>> start RECORDED INFORMATION
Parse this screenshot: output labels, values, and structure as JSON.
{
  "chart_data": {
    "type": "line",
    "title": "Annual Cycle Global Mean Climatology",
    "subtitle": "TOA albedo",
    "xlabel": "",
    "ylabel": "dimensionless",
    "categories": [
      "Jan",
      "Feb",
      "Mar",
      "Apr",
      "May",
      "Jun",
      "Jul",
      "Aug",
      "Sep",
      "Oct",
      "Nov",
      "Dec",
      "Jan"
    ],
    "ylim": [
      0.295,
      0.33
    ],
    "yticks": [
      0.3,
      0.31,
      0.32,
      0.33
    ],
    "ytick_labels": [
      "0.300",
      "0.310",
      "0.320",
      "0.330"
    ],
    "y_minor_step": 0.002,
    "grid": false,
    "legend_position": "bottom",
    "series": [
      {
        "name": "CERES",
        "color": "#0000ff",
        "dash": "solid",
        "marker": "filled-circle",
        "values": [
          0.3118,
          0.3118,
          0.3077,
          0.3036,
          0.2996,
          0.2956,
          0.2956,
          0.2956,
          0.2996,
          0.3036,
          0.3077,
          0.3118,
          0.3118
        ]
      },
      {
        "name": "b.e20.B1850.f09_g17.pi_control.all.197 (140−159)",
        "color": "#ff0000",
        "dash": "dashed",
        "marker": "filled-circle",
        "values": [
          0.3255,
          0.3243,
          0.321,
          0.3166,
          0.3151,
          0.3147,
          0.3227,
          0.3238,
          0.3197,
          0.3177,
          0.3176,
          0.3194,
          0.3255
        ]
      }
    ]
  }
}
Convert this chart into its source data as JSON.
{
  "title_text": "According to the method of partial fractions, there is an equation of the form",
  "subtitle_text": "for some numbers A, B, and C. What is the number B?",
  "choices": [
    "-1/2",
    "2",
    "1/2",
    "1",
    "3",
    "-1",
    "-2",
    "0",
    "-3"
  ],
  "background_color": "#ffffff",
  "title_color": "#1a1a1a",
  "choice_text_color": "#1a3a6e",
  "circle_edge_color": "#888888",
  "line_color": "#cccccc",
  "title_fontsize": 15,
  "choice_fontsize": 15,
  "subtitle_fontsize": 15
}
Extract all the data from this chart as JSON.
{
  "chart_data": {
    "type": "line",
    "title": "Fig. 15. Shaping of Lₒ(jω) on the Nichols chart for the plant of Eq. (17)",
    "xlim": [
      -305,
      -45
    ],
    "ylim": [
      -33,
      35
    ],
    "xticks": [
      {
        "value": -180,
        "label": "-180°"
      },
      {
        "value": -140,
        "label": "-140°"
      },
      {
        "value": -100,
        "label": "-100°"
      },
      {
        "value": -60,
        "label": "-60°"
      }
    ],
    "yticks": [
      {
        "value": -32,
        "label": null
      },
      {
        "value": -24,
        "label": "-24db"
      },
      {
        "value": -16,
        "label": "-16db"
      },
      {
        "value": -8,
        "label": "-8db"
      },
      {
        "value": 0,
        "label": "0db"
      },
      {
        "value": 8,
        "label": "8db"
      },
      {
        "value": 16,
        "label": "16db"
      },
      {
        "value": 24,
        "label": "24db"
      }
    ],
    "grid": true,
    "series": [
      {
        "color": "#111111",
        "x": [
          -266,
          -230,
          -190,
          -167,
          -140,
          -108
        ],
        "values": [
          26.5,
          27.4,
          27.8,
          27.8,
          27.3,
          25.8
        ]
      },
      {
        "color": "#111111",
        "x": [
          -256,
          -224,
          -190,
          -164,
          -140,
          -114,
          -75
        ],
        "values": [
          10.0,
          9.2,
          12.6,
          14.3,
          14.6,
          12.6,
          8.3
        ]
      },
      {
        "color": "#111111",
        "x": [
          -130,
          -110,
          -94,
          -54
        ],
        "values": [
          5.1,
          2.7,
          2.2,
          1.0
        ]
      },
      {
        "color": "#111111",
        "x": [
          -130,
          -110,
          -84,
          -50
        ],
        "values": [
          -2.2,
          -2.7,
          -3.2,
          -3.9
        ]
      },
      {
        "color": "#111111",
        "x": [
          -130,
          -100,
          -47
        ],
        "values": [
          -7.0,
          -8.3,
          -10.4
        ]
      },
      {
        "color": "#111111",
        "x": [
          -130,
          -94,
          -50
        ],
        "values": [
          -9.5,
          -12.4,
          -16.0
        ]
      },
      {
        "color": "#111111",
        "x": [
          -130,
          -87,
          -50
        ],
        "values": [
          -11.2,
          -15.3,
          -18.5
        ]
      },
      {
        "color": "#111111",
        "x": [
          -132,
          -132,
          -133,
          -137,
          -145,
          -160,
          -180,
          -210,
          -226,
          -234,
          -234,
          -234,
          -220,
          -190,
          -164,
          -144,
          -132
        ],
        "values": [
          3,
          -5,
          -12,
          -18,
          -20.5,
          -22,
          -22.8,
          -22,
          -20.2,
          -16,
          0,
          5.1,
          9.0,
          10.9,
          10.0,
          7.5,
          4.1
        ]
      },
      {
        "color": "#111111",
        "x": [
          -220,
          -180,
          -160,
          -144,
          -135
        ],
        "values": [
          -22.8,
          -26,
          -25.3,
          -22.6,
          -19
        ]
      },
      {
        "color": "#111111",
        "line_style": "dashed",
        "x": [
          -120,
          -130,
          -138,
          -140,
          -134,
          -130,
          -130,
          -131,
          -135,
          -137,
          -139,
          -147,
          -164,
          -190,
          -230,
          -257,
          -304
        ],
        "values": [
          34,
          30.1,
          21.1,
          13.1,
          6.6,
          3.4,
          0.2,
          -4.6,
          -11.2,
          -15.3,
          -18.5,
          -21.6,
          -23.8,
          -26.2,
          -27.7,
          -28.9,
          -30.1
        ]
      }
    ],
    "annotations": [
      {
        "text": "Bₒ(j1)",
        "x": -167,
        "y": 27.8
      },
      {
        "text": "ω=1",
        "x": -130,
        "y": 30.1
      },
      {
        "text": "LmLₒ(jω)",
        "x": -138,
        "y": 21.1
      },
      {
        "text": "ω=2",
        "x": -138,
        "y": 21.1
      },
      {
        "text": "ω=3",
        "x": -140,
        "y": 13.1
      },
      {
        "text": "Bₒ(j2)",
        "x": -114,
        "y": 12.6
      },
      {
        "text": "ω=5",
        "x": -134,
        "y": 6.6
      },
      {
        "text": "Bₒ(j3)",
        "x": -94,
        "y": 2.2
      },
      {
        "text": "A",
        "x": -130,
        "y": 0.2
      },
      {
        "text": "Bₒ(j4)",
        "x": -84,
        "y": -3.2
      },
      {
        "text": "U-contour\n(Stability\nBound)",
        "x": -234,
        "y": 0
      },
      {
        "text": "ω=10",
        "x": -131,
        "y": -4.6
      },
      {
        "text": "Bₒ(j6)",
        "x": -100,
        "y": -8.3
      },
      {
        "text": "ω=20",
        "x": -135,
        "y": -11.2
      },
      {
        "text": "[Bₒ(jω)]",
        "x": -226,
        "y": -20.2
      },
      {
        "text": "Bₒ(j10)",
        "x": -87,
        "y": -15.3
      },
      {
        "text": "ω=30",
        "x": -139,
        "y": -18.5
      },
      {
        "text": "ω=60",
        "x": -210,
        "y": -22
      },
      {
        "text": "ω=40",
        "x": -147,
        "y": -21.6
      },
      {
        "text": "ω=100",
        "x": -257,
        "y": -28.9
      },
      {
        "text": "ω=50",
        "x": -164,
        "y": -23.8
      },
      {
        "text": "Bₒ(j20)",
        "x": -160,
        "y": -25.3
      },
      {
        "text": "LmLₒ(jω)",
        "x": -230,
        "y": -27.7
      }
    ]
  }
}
>> end RECORDED INFORMATION
▶ [OBJECTIVE]: Every entry must be output again, exactly as written above.

▶ [ANSWER TO THIS TASK]:
Parse this screenshot: output labels, values, and structure as JSON.
{
  "chart_data": {
    "type": "line",
    "title": "Annual Cycle Global Mean Climatology",
    "subtitle": "TOA albedo",
    "xlabel": "",
    "ylabel": "dimensionless",
    "categories": [
      "Jan",
      "Feb",
      "Mar",
      "Apr",
      "May",
      "Jun",
      "Jul",
      "Aug",
      "Sep",
      "Oct",
      "Nov",
      "Dec",
      "Jan"
    ],
    "ylim": [
      0.295,
      0.33
    ],
    "yticks": [
      0.3,
      0.31,
      0.32,
      0.33
    ],
    "ytick_labels": [
      "0.300",
      "0.310",
      "0.320",
      "0.330"
    ],
    "y_minor_step": 0.002,
    "grid": false,
    "legend_position": "bottom",
    "series": [
      {
        "name": "CERES",
        "color": "#0000ff",
        "dash": "solid",
        "marker": "filled-circle",
        "values": [
          0.3118,
          0.3118,
          0.3077,
          0.3036,
          0.2996,
          0.2956,
          0.2956,
          0.2956,
          0.2996,
          0.3036,
          0.3077,
          0.3118,
          0.3118
        ]
      },
      {
        "name": "b.e20.B1850.f09_g17.pi_control.all.197 (140−159)",
        "color": "#ff0000",
        "dash": "dashed",
        "marker": "filled-circle",
        "values": [
          0.3255,
          0.3243,
          0.321,
          0.3166,
          0.3151,
          0.3147,
          0.3227,
          0.3238,
          0.3197,
          0.3177,
          0.3176,
          0.3194,
          0.3255
        ]
      }
    ]
  }
}
Convert this chart into its source data as JSON.
{
  "title_text": "According to the method of partial fractions, there is an equation of the form",
  "subtitle_text": "for some numbers A, B, and C. What is the number B?",
  "choices": [
    "-1/2",
    "2",
    "1/2",
    "1",
    "3",
    "-1",
    "-2",
    "0",
    "-3"
  ],
  "background_color": "#ffffff",
  "title_color": "#1a1a1a",
  "choice_text_color": "#1a3a6e",
  "circle_edge_color": "#888888",
  "line_color": "#cccccc",
  "title_fontsize": 15,
  "choice_fontsize": 15,
  "subtitle_fontsize": 15
}
Extract all the data from this chart as JSON.
{
  "chart_data": {
    "type": "line",
    "title": "Fig. 15. Shaping of Lₒ(jω) on the Nichols chart for the plant of Eq. (17)",
    "xlim": [
      -305,
      -45
    ],
    "ylim": [
      -33,
      35
    ],
    "xticks": [
      {
        "value": -180,
        "label": "-180°"
      },
      {
        "value": -140,
        "label": "-140°"
      },
      {
        "value": -100,
        "label": "-100°"
      },
      {
        "value": -60,
        "label": "-60°"
      }
    ],
    "yticks": [
      {
        "value": -32,
        "label": null
      },
      {
        "value": -24,
        "label": "-24db"
      },
      {
        "value": -16,
        "label": "-16db"
      },
      {
        "value": -8,
        "label": "-8db"
      },
      {
        "value": 0,
        "label": "0db"
      },
      {
        "value": 8,
        "label": "8db"
      },
      {
        "value": 16,
        "label": "16db"
      },
      {
        "value": 24,
        "label": "24db"
      }
    ],
    "grid": true,
    "series": [
      {
        "color": "#111111",
        "x": [
          -266,
          -230,
          -190,
          -167,
          -140,
          -108
        ],
        "values": [
          26.5,
          27.4,
          27.8,
          27.8,
          27.3,
          25.8
        ]
      },
      {
        "color": "#111111",
        "x": [
          -256,
          -224,
          -190,
          -164,
          -140,
          -114,
          -75
        ],
        "values": [
          10.0,
          9.2,
          12.6,
          14.3,
          14.6,
          12.6,
          8.3
        ]
      },
      {
        "color": "#111111",
        "x": [
          -130,
          -110,
          -94,
          -54
        ],
        "values": [
          5.1,
          2.7,
          2.2,
          1.0
        ]
      },
      {
        "color": "#111111",
        "x": [
          -130,
          -110,
          -84,
          -50
        ],
        "values": [
          -2.2,
          -2.7,
          -3.2,
          -3.9
        ]
      },
      {
        "color": "#111111",
        "x": [
          -130,
          -100,
          -47
        ],
        "values": [
          -7.0,
          -8.3,
          -10.4
        ]
      },
      {
        "color": "#111111",
        "x": [
          -130,
          -94,
          -50
        ],
        "values": [
          -9.5,
          -12.4,
          -16.0
        ]
      },
      {
        "color": "#111111",
        "x": [
          -130,
          -87,
          -50
        ],
        "values": [
          -11.2,
          -15.3,
          -18.5
        ]
      },
      {
        "color": "#111111",
        "x": [
          -132,
          -132,
          -133,
          -137,
          -145,
          -160,
          -180,
          -210,
          -226,
          -234,
          -234,
          -234,
          -220,
          -190,
          -164,
          -144,
          -132
        ],
        "values": [
          3,
          -5,
          -12,
          -18,
          -20.5,
          -22,
          -22.8,
          -22,
          -20.2,
          -16,
          0,
          5.1,
          9.0,
          10.9,
          10.0,
          7.5,
          4.1
        ]
      },
      {
        "color": "#111111",
        "x": [
          -220,
          -180,
          -160,
          -144,
          -135
        ],
        "values": [
          -22.8,
          -26,
          -25.3,
          -22.6,
          -19
        ]
      },
      {
        "color": "#111111",
        "line_style": "dashed",
        "x": [
          -120,
          -130,
          -138,
          -140,
          -134,
          -130,
          -130,
          -131,
          -135,
          -137,
          -139,
          -147,
          -164,
          -190,
          -230,
          -257,
          -304
        ],
        "values": [
          34,
          30.1,
          21.1,
          13.1,
          6.6,
          3.4,
          0.2,
          -4.6,
          -11.2,
          -15.3,
          -18.5,
          -21.6,
          -23.8,
          -26.2,
          -27.7,
          -28.9,
          -30.1
        ]
      }
    ],
    "annotations": [
      {
        "text": "Bₒ(j1)",
        "x": -167,
        "y": 27.8
      },
      {
        "text": "ω=1",
        "x": -130,
        "y": 30.1
      },
      {
        "text": "LmLₒ(jω)",
        "x": -138,
        "y": 21.1
      },
      {
        "text": "ω=2",
        "x": -138,
        "y": 21.1
      },
      {
        "text": "ω=3",
        "x": -140,
        "y": 13.1
      },
      {
        "text": "Bₒ(j2)",
        "x": -114,
        "y": 12.6
      },
      {
        "text": "ω=5",
        "x": -134,
        "y": 6.6
      },
      {
        "text": "Bₒ(j3)",
        "x": -94,
        "y": 2.2
      },
      {
        "text": "A",
        "x": -130,
        "y": 0.2
      },
      {
        "text": "Bₒ(j4)",
        "x": -84,
        "y": -3.2
      },
      {
        "text": "U-contour\n(Stability\nBound)",
        "x": -234,
        "y": 0
      },
      {
        "text": "ω=10",
        "x": -131,
        "y": -4.6
      },
      {
        "text": "Bₒ(j6)",
        "x": -100,
        "y": -8.3
      },
      {
        "text": "ω=20",
        "x": -135,
        "y": -11.2
      },
      {
        "text": "[Bₒ(jω)]",
        "x": -226,
        "y": -20.2
      },
      {
        "text": "Bₒ(j10)",
        "x": -87,
        "y": -15.3
      },
      {
        "text": "ω=30",
        "x": -139,
        "y": -18.5
      },
      {
        "text": "ω=60",
        "x": -210,
        "y": -22
      },
      {
        "text": "ω=40",
        "x": -147,
        "y": -21.6
      },
      {
        "text": "ω=100",
        "x": -257,
        "y": -28.9
      },
      {
        "text": "ω=50",
        "x": -164,
        "y": -23.8
      },
      {
        "text": "Bₒ(j20)",
        "x": -160,
        "y": -25.3
      },
      {
        "text": "LmLₒ(jω)",
        "x": -230,
        "y": -27.7
      }
    ]
  }
}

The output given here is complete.